Copy each line of the entries beneath that contains the word "with".

Dataset listings of figures:
[Start of section]
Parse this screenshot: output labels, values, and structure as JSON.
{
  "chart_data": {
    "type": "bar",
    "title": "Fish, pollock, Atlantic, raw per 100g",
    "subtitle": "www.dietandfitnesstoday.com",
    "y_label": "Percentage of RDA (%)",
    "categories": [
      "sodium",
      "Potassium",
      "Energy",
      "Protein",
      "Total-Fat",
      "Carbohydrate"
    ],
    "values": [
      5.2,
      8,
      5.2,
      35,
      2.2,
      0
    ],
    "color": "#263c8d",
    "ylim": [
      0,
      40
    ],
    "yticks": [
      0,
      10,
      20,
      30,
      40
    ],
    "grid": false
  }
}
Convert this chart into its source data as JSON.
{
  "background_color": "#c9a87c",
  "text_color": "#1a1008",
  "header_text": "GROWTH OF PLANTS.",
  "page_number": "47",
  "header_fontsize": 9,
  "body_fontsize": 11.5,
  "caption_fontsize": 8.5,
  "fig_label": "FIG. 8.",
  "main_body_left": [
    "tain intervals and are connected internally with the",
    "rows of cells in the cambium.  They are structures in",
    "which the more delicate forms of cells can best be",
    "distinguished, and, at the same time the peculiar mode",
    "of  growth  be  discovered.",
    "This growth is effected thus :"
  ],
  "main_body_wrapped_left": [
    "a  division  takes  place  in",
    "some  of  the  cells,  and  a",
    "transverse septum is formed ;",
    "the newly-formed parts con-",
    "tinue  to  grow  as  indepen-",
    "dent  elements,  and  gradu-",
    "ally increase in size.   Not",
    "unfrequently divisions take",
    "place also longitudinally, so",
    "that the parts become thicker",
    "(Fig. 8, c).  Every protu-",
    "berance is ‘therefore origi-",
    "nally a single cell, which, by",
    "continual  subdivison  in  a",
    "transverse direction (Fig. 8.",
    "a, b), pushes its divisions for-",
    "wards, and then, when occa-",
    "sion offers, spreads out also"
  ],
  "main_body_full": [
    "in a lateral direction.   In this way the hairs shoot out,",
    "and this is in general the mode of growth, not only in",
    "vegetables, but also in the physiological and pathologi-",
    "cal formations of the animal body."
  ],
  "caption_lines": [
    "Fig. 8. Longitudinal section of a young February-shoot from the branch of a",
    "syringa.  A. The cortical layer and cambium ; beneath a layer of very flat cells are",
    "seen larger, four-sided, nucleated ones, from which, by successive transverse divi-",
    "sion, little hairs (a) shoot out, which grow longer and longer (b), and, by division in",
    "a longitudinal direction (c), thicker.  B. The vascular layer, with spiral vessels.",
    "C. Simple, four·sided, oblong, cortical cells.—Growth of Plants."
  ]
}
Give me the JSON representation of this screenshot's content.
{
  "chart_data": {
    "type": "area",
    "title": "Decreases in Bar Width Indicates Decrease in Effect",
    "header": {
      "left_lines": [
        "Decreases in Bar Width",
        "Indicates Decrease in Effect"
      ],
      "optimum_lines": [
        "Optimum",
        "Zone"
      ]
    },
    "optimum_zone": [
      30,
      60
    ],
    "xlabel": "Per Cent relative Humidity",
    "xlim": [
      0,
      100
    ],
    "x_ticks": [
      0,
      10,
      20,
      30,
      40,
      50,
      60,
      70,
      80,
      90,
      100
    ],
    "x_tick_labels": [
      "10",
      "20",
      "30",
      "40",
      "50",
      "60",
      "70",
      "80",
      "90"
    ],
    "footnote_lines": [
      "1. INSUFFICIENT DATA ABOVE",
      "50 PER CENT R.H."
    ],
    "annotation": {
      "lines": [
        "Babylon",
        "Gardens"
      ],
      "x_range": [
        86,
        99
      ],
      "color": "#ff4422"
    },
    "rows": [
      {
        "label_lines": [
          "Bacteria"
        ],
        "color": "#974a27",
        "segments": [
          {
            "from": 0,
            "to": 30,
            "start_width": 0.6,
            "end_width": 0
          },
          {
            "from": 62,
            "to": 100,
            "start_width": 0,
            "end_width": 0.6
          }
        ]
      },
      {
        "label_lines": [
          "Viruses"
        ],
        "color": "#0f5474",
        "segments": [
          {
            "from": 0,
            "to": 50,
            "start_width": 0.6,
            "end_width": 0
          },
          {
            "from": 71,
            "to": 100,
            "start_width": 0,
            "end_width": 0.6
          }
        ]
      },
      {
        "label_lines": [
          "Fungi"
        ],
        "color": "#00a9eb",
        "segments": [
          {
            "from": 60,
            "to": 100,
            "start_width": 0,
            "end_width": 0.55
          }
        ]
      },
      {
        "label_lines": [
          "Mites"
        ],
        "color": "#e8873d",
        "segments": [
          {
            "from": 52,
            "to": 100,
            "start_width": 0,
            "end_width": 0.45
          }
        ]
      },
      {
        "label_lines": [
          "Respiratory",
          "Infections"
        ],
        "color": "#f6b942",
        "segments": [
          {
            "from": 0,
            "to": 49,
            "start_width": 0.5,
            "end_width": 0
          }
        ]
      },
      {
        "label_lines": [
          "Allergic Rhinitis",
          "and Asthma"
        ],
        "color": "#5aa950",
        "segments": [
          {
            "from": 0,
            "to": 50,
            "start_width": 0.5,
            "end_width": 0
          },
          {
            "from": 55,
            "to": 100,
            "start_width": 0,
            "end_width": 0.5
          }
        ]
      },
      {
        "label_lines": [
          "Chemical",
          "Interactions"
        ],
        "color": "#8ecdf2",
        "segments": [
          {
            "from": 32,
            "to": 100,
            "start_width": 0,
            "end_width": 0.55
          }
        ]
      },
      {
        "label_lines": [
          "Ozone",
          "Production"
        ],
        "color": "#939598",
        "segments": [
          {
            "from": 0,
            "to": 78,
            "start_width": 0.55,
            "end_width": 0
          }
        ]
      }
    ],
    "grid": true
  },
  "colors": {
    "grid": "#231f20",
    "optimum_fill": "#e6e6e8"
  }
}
[End of section]
### Reply
    "tain intervals and are connected internally with the",
    "a longitudinal direction (c), thicker.  B. The vascular layer, with spiral vessels.",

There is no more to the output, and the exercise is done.